WORK TO DO
Determine the count of lines holding "einige" and give that count alone.

>> begin DATA SUPPLIED

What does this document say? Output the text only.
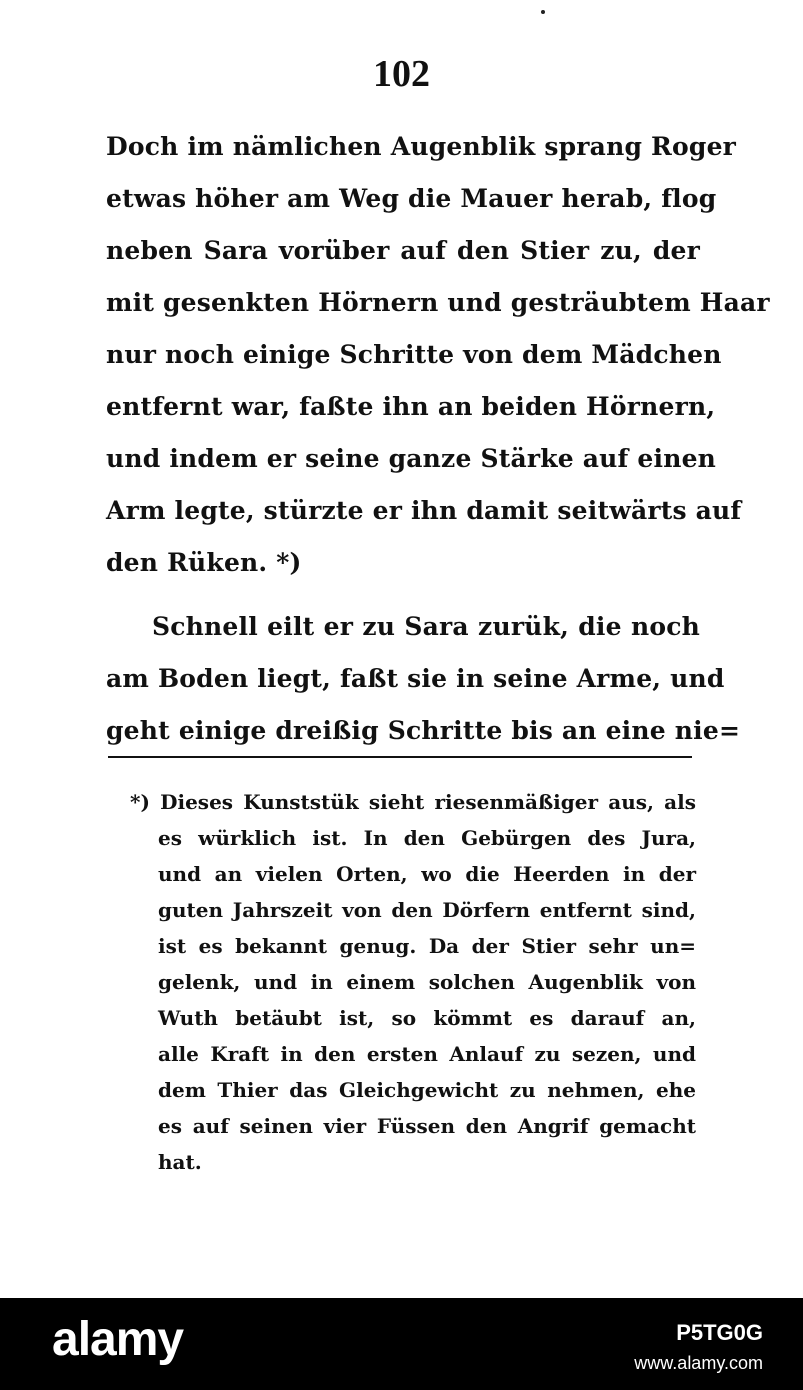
102
Doch im nämlichen Augenblik sprang Roger
etwas höher am Weg die Mauer herab, flog
neben Sara vorüber auf den Stier zu, der
mit gesenkten Hörnern und gesträubtem Haar
nur noch einige Schritte von dem Mädchen
entfernt war, faßte ihn an beiden Hörnern,
und indem er seine ganze Stärke auf einen
Arm legte, stürzte er ihn damit seitwärts auf
den Rüken. *)
Schnell eilt er zu Sara zurük, die noch
am Boden liegt, faßt sie in seine Arme, und
geht einige dreißig Schritte bis an eine nie=
*) Dieses Kunststük sieht riesenmäßiger aus, als
es würklich ist. In den Gebürgen des Jura,
und an vielen Orten, wo die Heerden in der
guten Jahrszeit von den Dörfern entfernt sind,
ist es bekannt genug. Da der Stier sehr un=
gelenk, und in einem solchen Augenblik von
Wuth betäubt ist, so kömmt es darauf an,
alle Kraft in den ersten Anlauf zu sezen, und
dem Thier das Gleichgewicht zu nehmen, ehe
es auf seinen vier Füssen den Angrif gemacht
hat.
alamy	P5TG0G
www.alamy.com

>> end DATA SUPPLIED

EXERCISE OUTPUT
2